• _STORED DATA_
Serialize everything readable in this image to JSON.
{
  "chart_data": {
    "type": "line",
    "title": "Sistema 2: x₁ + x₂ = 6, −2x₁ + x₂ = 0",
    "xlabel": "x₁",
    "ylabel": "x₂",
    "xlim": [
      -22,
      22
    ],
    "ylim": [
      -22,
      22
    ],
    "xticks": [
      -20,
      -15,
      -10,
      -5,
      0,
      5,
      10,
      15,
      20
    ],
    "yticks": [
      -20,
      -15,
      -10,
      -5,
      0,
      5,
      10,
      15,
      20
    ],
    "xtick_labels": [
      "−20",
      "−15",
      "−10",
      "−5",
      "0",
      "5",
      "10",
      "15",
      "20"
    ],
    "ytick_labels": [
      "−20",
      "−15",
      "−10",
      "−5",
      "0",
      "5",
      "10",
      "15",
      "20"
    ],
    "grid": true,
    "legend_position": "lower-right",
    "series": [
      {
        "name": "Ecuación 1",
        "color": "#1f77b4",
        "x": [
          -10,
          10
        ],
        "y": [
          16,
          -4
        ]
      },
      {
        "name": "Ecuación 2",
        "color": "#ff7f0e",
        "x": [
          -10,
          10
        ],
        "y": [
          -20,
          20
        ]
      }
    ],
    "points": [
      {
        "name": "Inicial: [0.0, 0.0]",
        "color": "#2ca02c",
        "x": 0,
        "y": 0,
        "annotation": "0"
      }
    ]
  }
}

• _REQUIREMENTS_
Send back all of the entries exactly, with nothing missing.

• _CORRECT RESULT_
Serialize everything readable in this image to JSON.
{
  "chart_data": {
    "type": "line",
    "title": "Sistema 2: x₁ + x₂ = 6, −2x₁ + x₂ = 0",
    "xlabel": "x₁",
    "ylabel": "x₂",
    "xlim": [
      -22,
      22
    ],
    "ylim": [
      -22,
      22
    ],
    "xticks": [
      -20,
      -15,
      -10,
      -5,
      0,
      5,
      10,
      15,
      20
    ],
    "yticks": [
      -20,
      -15,
      -10,
      -5,
      0,
      5,
      10,
      15,
      20
    ],
    "xtick_labels": [
      "−20",
      "−15",
      "−10",
      "−5",
      "0",
      "5",
      "10",
      "15",
      "20"
    ],
    "ytick_labels": [
      "−20",
      "−15",
      "−10",
      "−5",
      "0",
      "5",
      "10",
      "15",
      "20"
    ],
    "grid": true,
    "legend_position": "lower-right",
    "series": [
      {
        "name": "Ecuación 1",
        "color": "#1f77b4",
        "x": [
          -10,
          10
        ],
        "y": [
          16,
          -4
        ]
      },
      {
        "name": "Ecuación 2",
        "color": "#ff7f0e",
        "x": [
          -10,
          10
        ],
        "y": [
          -20,
          20
        ]
      }
    ],
    "points": [
      {
        "name": "Inicial: [0.0, 0.0]",
        "color": "#2ca02c",
        "x": 0,
        "y": 0,
        "annotation": "0"
      }
    ]
  }
}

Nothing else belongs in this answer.